→ EXERCISE OBJECTIVE: Your task is to output the entries below word for word.

— Start of DATA SECTION —

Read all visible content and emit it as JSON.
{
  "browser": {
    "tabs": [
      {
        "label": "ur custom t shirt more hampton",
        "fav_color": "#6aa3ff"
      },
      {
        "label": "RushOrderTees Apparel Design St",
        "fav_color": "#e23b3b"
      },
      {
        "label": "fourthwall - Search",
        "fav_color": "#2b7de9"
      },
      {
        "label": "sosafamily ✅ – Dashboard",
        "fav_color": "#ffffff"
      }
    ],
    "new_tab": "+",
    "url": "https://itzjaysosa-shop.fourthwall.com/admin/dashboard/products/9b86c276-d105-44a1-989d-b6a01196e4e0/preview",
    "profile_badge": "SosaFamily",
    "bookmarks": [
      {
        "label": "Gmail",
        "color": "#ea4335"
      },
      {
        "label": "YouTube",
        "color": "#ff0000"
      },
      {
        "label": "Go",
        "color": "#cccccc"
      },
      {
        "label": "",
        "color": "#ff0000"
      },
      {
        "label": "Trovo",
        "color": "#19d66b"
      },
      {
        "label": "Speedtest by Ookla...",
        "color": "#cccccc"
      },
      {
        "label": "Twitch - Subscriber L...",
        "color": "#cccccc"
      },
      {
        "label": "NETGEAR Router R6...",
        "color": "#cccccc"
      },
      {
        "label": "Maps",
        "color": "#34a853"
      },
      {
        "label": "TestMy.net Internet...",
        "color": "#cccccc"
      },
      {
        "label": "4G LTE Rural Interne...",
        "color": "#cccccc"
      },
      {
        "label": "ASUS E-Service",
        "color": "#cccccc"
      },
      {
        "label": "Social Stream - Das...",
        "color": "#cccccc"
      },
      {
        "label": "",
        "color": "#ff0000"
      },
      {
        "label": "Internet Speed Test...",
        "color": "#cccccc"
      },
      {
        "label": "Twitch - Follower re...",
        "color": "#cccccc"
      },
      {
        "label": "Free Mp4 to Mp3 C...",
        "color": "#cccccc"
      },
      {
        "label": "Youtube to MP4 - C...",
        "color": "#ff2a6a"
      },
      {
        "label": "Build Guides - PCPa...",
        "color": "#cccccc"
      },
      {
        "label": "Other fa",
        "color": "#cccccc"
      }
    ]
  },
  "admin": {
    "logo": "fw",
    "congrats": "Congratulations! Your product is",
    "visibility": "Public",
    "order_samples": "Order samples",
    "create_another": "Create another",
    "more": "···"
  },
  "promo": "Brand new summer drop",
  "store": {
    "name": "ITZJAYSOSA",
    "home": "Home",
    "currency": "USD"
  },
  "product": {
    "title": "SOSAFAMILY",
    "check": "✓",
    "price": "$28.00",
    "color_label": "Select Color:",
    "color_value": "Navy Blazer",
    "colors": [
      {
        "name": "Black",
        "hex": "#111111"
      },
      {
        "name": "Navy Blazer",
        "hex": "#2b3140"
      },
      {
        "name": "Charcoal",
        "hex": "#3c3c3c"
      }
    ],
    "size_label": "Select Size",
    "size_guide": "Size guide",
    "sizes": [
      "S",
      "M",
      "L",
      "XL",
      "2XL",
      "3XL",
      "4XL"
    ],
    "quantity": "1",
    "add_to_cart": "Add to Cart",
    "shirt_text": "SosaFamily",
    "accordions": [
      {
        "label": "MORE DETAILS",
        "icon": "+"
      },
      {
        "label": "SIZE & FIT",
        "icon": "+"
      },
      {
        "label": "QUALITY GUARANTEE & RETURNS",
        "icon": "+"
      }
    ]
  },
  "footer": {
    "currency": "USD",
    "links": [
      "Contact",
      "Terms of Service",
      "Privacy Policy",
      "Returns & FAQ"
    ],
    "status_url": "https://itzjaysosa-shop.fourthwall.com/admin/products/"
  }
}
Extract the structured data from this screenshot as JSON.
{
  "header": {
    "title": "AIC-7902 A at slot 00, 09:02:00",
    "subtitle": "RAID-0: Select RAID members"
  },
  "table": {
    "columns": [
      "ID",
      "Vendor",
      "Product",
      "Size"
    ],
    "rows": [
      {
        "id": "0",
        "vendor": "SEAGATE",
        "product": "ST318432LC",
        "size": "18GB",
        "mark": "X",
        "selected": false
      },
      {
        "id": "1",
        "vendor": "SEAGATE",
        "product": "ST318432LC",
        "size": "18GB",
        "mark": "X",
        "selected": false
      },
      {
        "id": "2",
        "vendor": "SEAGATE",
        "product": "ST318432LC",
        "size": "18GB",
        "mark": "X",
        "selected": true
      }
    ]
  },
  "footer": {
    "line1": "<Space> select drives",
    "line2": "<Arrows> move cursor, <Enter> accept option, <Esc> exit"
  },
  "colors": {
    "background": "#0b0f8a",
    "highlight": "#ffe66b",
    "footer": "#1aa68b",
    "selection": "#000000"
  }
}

— End of DATA SECTION —

→ FINISHED TASK:
Read all visible content and emit it as JSON.
{
  "browser": {
    "tabs": [
      {
        "label": "ur custom t shirt more hampton",
        "fav_color": "#6aa3ff"
      },
      {
        "label": "RushOrderTees Apparel Design St",
        "fav_color": "#e23b3b"
      },
      {
        "label": "fourthwall - Search",
        "fav_color": "#2b7de9"
      },
      {
        "label": "sosafamily ✅ – Dashboard",
        "fav_color": "#ffffff"
      }
    ],
    "new_tab": "+",
    "url": "https://itzjaysosa-shop.fourthwall.com/admin/dashboard/products/9b86c276-d105-44a1-989d-b6a01196e4e0/preview",
    "profile_badge": "SosaFamily",
    "bookmarks": [
      {
        "label": "Gmail",
        "color": "#ea4335"
      },
      {
        "label": "YouTube",
        "color": "#ff0000"
      },
      {
        "label": "Go",
        "color": "#cccccc"
      },
      {
        "label": "",
        "color": "#ff0000"
      },
      {
        "label": "Trovo",
        "color": "#19d66b"
      },
      {
        "label": "Speedtest by Ookla...",
        "color": "#cccccc"
      },
      {
        "label": "Twitch - Subscriber L...",
        "color": "#cccccc"
      },
      {
        "label": "NETGEAR Router R6...",
        "color": "#cccccc"
      },
      {
        "label": "Maps",
        "color": "#34a853"
      },
      {
        "label": "TestMy.net Internet...",
        "color": "#cccccc"
      },
      {
        "label": "4G LTE Rural Interne...",
        "color": "#cccccc"
      },
      {
        "label": "ASUS E-Service",
        "color": "#cccccc"
      },
      {
        "label": "Social Stream - Das...",
        "color": "#cccccc"
      },
      {
        "label": "",
        "color": "#ff0000"
      },
      {
        "label": "Internet Speed Test...",
        "color": "#cccccc"
      },
      {
        "label": "Twitch - Follower re...",
        "color": "#cccccc"
      },
      {
        "label": "Free Mp4 to Mp3 C...",
        "color": "#cccccc"
      },
      {
        "label": "Youtube to MP4 - C...",
        "color": "#ff2a6a"
      },
      {
        "label": "Build Guides - PCPa...",
        "color": "#cccccc"
      },
      {
        "label": "Other fa",
        "color": "#cccccc"
      }
    ]
  },
  "admin": {
    "logo": "fw",
    "congrats": "Congratulations! Your product is",
    "visibility": "Public",
    "order_samples": "Order samples",
    "create_another": "Create another",
    "more": "···"
  },
  "promo": "Brand new summer drop",
  "store": {
    "name": "ITZJAYSOSA",
    "home": "Home",
    "currency": "USD"
  },
  "product": {
    "title": "SOSAFAMILY",
    "check": "✓",
    "price": "$28.00",
    "color_label": "Select Color:",
    "color_value": "Navy Blazer",
    "colors": [
      {
        "name": "Black",
        "hex": "#111111"
      },
      {
        "name": "Navy Blazer",
        "hex": "#2b3140"
      },
      {
        "name": "Charcoal",
        "hex": "#3c3c3c"
      }
    ],
    "size_label": "Select Size",
    "size_guide": "Size guide",
    "sizes": [
      "S",
      "M",
      "L",
      "XL",
      "2XL",
      "3XL",
      "4XL"
    ],
    "quantity": "1",
    "add_to_cart": "Add to Cart",
    "shirt_text": "SosaFamily",
    "accordions": [
      {
        "label": "MORE DETAILS",
        "icon": "+"
      },
      {
        "label": "SIZE & FIT",
        "icon": "+"
      },
      {
        "label": "QUALITY GUARANTEE & RETURNS",
        "icon": "+"
      }
    ]
  },
  "footer": {
    "currency": "USD",
    "links": [
      "Contact",
      "Terms of Service",
      "Privacy Policy",
      "Returns & FAQ"
    ],
    "status_url": "https://itzjaysosa-shop.fourthwall.com/admin/products/"
  }
}
Extract the structured data from this screenshot as JSON.
{
  "header": {
    "title": "AIC-7902 A at slot 00, 09:02:00",
    "subtitle": "RAID-0: Select RAID members"
  },
  "table": {
    "columns": [
      "ID",
      "Vendor",
      "Product",
      "Size"
    ],
    "rows": [
      {
        "id": "0",
        "vendor": "SEAGATE",
        "product": "ST318432LC",
        "size": "18GB",
        "mark": "X",
        "selected": false
      },
      {
        "id": "1",
        "vendor": "SEAGATE",
        "product": "ST318432LC",
        "size": "18GB",
        "mark": "X",
        "selected": false
      },
      {
        "id": "2",
        "vendor": "SEAGATE",
        "product": "ST318432LC",
        "size": "18GB",
        "mark": "X",
        "selected": true
      }
    ]
  },
  "footer": {
    "line1": "<Space> select drives",
    "line2": "<Arrows> move cursor, <Enter> accept option, <Esc> exit"
  },
  "colors": {
    "background": "#0b0f8a",
    "highlight": "#ffe66b",
    "footer": "#1aa68b",
    "selection": "#000000"
  }
}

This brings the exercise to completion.